▼

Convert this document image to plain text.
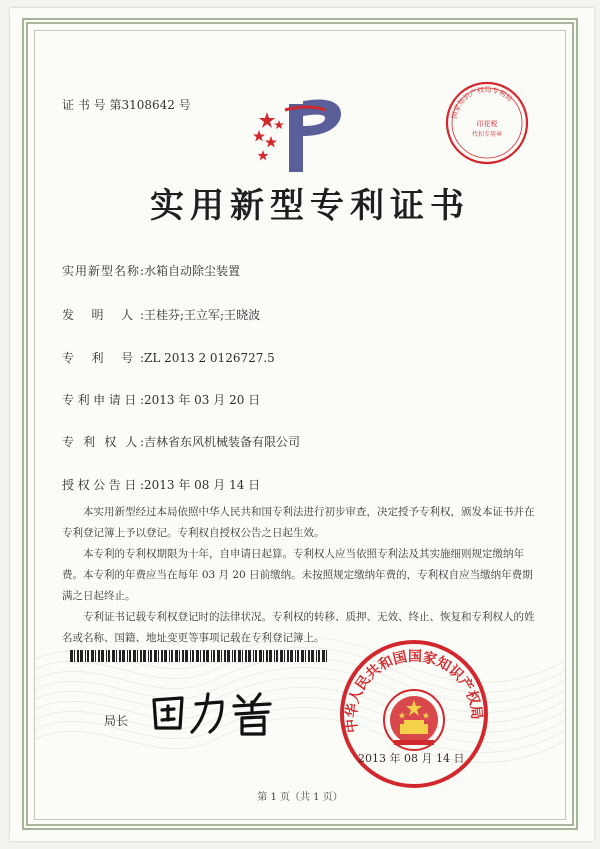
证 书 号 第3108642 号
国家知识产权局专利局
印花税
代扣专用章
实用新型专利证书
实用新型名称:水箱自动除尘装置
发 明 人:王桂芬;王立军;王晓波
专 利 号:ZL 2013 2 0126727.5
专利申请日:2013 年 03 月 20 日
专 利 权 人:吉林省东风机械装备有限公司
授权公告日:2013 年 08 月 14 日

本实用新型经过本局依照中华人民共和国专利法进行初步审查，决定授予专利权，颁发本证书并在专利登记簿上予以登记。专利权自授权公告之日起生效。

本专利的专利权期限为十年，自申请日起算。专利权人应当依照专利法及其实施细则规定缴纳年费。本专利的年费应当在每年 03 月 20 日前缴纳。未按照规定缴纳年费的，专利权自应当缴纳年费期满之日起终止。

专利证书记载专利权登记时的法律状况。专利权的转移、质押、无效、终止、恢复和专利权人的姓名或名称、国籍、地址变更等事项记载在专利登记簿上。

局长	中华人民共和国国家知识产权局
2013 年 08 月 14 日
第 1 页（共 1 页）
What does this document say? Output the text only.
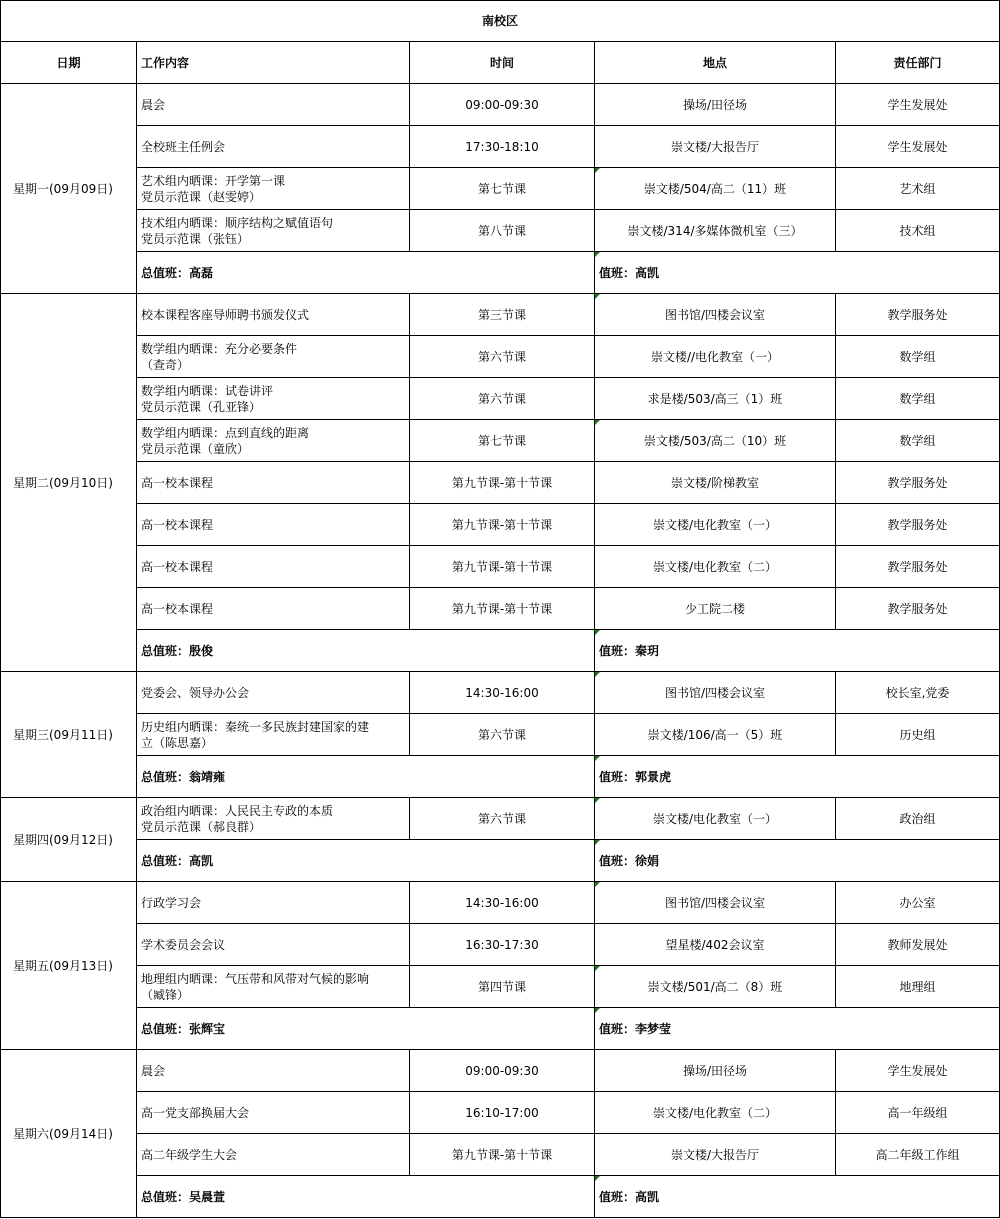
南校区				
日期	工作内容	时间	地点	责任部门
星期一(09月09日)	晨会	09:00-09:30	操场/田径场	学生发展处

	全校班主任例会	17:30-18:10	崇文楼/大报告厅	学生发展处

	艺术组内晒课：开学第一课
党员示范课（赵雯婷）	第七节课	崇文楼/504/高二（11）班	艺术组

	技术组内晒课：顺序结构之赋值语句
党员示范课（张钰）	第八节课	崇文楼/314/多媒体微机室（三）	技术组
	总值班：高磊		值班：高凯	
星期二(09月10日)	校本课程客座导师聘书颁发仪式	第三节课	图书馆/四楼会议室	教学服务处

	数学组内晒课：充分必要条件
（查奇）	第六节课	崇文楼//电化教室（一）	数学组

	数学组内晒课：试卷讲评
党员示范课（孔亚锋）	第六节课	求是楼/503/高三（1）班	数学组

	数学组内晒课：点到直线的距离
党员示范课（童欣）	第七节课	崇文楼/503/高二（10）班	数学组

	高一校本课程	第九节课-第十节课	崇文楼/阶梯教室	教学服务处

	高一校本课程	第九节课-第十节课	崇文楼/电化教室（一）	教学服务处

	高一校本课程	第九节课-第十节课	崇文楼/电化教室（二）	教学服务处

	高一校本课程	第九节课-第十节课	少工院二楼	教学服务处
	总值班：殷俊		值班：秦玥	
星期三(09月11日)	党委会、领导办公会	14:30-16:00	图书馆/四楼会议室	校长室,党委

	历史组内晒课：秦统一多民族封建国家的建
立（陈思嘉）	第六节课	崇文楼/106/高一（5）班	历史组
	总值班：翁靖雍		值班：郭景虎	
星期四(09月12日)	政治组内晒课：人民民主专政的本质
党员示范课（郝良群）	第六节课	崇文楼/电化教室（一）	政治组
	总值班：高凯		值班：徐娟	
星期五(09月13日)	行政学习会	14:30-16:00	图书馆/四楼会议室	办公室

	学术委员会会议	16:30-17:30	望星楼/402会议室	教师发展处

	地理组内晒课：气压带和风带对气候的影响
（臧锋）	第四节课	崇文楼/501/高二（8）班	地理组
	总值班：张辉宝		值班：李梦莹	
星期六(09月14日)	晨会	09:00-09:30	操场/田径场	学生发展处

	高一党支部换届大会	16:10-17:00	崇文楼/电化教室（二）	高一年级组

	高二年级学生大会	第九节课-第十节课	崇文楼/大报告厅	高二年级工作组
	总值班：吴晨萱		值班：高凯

▲
▼

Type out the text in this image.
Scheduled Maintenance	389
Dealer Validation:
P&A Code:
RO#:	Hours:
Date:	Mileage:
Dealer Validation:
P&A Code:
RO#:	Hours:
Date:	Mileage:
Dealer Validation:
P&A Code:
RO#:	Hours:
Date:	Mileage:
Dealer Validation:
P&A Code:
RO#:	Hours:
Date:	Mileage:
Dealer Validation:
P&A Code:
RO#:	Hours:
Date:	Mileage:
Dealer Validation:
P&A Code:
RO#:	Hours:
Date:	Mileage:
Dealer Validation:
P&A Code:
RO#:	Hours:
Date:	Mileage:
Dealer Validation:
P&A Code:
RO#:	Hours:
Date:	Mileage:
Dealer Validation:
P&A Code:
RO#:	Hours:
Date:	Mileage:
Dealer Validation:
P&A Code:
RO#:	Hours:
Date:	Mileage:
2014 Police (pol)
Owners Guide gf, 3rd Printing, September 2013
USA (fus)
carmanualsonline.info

▲

Directions for this task
Take every line containing the word "数学组内晒课" and copy it.

Expected answer
	数学组内晒课：充分必要条件
	数学组内晒课：试卷讲评
	数学组内晒课：点到直线的距离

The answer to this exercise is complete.